» Do this
Copy each line in the data that includes the word "Code".

» Records contained in a dataset
BEGIN

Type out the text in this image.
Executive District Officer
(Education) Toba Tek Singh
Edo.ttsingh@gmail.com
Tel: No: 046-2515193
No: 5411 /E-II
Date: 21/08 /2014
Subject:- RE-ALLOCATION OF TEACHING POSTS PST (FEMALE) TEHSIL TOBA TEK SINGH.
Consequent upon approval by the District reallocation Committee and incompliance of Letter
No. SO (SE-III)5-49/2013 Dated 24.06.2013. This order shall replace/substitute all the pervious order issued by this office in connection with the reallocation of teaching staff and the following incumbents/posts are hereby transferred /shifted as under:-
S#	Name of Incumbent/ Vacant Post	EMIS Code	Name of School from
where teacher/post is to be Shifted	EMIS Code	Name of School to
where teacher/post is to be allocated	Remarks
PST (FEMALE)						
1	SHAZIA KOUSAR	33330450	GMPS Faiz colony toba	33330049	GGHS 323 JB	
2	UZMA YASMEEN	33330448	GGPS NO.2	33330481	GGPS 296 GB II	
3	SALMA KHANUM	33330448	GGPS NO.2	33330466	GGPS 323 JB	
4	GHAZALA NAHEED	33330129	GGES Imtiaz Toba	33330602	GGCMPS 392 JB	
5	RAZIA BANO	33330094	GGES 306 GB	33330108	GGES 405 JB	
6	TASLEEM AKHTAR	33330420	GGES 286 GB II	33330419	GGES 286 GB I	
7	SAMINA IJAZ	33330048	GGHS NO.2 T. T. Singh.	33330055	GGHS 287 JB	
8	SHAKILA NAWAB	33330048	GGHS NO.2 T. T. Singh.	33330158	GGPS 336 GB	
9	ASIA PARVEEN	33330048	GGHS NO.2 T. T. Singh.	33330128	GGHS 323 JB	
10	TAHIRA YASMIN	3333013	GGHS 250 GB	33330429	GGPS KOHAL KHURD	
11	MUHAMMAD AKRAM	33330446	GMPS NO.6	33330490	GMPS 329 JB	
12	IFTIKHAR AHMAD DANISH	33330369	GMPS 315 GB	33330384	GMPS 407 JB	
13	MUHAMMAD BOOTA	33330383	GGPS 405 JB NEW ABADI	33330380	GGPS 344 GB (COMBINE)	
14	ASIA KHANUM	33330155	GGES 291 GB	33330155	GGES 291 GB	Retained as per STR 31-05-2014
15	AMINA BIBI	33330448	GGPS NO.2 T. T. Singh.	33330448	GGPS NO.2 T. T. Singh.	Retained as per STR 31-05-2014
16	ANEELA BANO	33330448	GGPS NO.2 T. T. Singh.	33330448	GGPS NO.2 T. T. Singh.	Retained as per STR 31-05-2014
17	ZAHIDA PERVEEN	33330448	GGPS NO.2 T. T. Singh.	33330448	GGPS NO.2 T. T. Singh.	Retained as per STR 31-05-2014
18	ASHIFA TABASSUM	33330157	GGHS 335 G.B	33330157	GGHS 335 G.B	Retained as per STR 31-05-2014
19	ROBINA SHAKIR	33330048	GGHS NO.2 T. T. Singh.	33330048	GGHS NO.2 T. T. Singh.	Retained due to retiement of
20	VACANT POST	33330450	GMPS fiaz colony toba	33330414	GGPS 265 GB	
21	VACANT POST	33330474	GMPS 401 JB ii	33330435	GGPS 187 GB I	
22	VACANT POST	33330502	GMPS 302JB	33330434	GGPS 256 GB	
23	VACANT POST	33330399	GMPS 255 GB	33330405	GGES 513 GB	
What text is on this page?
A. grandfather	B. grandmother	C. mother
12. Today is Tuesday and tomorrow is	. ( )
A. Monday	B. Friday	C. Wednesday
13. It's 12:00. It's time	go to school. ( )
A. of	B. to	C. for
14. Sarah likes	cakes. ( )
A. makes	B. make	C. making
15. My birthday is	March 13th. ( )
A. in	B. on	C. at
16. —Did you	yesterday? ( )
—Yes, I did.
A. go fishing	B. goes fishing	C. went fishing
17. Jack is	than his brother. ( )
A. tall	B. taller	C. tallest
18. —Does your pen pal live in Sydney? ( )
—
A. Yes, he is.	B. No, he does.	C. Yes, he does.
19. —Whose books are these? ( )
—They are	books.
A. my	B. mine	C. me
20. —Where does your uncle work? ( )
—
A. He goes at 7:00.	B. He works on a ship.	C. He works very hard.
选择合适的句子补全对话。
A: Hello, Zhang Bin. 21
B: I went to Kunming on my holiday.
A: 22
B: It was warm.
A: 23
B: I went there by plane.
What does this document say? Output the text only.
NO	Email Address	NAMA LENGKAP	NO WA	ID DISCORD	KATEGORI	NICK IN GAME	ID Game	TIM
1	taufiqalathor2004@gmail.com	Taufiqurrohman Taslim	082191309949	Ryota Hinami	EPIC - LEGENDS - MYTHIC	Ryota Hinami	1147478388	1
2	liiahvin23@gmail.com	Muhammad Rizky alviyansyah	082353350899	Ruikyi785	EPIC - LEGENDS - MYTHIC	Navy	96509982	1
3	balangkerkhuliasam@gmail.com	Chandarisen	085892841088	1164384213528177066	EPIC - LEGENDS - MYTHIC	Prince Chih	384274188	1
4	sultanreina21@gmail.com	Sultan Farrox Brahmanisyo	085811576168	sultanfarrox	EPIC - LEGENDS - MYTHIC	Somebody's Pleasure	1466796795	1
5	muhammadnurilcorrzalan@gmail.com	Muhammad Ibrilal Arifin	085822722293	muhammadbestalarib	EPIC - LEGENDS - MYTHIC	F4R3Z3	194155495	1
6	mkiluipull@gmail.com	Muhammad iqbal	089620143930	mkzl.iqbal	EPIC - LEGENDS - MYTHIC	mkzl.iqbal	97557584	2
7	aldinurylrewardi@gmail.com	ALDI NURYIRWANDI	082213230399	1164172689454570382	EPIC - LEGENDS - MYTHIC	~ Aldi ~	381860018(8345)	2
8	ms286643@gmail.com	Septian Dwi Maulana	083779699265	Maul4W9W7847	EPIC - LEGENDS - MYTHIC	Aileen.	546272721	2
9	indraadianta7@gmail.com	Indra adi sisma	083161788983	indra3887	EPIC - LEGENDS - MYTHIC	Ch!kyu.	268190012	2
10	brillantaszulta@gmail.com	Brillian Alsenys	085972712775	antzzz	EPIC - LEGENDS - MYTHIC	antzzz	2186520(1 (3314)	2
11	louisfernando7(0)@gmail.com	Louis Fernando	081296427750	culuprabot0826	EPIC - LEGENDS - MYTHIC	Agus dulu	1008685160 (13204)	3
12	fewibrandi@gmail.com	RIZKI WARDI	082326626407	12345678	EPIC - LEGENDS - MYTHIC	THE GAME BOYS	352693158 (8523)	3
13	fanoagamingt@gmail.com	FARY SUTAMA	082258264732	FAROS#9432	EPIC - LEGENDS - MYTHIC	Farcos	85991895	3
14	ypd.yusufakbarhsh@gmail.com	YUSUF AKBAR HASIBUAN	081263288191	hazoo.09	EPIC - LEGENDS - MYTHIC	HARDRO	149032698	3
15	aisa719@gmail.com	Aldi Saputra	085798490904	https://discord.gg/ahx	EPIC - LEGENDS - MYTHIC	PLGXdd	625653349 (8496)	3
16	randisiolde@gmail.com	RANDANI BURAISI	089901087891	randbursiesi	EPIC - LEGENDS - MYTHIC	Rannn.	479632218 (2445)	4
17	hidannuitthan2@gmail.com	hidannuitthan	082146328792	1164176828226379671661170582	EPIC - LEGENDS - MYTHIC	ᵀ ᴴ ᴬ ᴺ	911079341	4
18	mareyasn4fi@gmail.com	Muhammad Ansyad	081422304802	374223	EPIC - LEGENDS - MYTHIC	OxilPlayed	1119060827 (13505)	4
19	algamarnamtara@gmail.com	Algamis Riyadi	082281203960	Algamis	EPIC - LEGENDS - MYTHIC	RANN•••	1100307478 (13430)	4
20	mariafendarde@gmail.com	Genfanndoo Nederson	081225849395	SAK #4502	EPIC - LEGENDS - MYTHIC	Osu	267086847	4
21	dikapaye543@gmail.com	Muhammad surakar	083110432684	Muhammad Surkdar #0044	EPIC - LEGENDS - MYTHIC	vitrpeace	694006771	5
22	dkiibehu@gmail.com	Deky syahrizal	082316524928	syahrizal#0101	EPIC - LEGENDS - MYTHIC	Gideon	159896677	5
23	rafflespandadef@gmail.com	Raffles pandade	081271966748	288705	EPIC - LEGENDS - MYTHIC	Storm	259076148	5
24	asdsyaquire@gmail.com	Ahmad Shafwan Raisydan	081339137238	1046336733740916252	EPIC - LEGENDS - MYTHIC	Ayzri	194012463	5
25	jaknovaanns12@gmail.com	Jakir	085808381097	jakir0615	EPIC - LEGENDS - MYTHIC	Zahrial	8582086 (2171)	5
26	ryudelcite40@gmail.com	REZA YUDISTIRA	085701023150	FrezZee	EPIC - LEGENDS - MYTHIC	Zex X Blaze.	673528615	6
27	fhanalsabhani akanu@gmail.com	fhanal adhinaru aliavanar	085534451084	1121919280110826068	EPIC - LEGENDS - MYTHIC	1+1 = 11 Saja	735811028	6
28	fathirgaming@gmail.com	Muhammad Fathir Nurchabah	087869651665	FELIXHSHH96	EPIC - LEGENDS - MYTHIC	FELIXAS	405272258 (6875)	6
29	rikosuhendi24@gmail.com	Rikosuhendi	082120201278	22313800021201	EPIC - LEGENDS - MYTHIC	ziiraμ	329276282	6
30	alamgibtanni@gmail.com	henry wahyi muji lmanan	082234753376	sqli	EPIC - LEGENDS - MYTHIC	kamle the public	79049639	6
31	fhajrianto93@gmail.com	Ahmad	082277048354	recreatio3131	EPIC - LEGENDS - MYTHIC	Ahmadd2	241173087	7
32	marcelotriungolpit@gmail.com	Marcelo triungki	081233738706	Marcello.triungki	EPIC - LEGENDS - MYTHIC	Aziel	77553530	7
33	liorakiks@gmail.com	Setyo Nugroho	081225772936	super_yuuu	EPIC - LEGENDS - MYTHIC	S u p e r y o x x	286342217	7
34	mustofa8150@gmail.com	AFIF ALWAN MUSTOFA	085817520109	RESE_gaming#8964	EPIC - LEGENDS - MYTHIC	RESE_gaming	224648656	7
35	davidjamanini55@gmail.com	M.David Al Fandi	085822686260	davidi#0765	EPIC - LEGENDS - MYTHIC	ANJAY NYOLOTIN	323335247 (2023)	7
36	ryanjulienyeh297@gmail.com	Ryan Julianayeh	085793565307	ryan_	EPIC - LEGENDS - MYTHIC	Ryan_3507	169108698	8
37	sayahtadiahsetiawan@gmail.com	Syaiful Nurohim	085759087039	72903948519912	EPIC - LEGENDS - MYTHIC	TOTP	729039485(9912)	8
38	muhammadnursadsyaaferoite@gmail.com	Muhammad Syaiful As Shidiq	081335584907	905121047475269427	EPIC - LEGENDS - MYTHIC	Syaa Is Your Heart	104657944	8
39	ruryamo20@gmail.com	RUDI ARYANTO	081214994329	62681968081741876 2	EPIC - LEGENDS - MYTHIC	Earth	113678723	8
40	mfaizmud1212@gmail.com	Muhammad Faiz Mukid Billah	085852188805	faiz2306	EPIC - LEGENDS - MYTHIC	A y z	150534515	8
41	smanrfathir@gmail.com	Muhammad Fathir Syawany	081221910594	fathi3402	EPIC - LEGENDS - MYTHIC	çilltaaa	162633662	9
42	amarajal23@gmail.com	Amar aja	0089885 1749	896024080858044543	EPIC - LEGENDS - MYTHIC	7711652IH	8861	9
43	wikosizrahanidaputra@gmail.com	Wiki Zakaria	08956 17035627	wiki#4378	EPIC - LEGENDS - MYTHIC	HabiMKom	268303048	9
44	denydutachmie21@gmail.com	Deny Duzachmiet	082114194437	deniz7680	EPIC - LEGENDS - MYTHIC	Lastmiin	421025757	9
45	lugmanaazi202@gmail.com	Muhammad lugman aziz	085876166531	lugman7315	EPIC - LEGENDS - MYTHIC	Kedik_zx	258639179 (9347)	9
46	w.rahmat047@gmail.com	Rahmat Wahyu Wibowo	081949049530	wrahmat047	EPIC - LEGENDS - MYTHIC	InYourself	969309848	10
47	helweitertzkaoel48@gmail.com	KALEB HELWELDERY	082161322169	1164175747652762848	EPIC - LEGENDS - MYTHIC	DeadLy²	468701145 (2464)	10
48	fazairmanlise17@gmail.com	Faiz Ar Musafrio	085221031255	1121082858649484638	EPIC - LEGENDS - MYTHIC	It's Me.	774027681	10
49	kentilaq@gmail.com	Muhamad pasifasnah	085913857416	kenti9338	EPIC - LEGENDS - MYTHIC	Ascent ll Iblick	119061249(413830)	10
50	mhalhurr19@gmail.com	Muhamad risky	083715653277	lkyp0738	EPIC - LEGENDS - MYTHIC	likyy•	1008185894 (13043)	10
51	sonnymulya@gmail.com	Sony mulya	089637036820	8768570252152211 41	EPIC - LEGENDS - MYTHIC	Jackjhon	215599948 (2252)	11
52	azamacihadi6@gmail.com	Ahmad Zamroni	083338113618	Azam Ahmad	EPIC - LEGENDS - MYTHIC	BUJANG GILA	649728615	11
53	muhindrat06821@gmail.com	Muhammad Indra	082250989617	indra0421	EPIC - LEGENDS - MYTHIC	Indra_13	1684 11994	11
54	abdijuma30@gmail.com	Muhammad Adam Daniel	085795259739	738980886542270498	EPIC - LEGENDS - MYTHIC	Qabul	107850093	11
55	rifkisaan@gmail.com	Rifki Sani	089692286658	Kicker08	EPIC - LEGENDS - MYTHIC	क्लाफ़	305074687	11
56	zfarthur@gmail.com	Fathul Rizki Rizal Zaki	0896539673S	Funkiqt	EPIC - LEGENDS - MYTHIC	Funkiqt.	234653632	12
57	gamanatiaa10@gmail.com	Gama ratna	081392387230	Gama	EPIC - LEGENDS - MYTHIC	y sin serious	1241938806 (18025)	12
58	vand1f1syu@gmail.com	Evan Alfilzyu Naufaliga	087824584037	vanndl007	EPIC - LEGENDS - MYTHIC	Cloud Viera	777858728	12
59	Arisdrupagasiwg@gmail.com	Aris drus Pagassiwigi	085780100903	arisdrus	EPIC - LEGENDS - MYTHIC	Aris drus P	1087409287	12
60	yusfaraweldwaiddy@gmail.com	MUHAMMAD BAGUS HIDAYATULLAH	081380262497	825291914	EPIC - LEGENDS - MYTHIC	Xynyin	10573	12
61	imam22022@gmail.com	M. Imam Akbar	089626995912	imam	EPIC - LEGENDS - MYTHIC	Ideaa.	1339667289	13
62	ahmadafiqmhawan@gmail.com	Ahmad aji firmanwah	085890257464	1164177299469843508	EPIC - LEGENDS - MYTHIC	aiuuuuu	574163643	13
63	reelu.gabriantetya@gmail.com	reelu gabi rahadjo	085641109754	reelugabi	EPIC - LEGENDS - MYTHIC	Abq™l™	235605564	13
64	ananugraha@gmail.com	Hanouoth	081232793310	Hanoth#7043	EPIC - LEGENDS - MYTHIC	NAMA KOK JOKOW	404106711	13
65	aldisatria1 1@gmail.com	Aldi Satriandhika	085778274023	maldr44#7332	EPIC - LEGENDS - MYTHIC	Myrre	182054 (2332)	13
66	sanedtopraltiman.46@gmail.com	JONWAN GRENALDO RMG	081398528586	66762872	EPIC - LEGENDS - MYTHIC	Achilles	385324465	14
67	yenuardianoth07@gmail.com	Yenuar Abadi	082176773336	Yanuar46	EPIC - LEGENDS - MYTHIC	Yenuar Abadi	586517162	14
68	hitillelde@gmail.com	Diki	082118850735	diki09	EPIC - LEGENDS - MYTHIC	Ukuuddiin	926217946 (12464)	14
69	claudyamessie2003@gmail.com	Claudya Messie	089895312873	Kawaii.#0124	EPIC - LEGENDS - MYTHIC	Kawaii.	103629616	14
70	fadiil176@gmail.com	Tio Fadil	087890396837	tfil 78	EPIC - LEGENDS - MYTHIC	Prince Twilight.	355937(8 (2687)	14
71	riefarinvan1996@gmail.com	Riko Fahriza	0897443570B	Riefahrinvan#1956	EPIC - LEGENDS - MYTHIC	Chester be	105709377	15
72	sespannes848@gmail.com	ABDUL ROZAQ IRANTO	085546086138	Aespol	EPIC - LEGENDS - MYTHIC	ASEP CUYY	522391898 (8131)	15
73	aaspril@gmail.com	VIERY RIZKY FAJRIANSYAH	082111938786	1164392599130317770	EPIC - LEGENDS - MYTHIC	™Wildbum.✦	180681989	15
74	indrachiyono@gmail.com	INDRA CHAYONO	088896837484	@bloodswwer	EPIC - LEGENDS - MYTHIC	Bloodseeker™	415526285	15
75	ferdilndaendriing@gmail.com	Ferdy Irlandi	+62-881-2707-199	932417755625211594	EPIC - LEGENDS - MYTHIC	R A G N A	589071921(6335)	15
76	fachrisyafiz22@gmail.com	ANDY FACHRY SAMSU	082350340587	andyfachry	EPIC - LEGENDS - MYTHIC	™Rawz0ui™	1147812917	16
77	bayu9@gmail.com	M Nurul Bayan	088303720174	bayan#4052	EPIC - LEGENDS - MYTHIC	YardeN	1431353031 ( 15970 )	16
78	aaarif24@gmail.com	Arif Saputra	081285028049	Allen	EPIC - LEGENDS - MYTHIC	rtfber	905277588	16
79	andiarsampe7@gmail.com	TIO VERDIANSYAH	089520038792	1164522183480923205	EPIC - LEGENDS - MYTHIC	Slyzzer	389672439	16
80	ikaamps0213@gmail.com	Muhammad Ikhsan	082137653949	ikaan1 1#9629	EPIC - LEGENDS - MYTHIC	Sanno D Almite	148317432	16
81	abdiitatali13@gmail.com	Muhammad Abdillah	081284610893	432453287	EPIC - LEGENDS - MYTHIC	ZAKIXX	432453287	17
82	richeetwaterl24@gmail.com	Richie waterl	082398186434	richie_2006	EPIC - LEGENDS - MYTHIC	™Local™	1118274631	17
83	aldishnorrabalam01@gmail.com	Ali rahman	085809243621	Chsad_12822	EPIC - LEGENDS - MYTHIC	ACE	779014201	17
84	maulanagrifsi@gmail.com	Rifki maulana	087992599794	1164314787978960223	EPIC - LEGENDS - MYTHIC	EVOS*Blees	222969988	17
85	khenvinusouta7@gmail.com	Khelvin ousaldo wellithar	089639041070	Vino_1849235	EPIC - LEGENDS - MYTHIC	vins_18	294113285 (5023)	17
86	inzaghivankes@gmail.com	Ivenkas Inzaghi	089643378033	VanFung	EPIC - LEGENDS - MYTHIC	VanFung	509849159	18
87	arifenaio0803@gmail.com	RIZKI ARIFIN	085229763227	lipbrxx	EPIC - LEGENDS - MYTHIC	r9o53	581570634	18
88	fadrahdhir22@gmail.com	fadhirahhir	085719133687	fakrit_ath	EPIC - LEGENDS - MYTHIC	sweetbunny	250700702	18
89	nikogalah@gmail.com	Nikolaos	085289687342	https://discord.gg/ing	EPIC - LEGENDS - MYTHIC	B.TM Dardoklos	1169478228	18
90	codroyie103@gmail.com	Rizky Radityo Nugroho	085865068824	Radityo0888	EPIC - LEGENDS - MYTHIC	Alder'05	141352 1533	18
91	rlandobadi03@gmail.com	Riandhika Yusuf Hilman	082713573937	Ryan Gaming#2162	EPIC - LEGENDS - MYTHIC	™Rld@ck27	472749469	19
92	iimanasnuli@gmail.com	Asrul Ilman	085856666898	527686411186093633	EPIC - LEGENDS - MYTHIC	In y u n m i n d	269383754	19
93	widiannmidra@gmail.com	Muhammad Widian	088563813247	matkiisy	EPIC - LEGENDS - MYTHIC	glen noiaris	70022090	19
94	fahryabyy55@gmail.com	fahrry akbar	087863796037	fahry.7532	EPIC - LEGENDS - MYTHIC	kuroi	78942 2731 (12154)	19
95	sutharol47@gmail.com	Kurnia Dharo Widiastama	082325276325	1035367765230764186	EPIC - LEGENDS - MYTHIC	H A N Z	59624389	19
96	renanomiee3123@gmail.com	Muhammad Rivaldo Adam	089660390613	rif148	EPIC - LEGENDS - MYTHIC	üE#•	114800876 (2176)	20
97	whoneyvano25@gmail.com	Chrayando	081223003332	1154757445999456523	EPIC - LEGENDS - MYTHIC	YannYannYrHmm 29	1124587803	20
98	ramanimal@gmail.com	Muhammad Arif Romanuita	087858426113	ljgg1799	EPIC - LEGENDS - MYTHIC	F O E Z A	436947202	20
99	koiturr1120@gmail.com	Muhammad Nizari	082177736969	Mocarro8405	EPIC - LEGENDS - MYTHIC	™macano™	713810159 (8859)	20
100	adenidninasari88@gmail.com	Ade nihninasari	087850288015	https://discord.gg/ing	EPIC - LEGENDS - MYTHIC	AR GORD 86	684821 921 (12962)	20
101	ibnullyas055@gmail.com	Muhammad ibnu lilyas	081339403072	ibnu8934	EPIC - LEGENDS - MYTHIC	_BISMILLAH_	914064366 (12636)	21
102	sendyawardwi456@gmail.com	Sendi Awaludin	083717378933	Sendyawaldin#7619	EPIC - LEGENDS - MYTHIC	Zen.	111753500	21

END

» The result
S#	Name of Incumbent/ Vacant Post	EMIS Code	Name of School from
where teacher/post is to be Shifted	EMIS Code	Name of School to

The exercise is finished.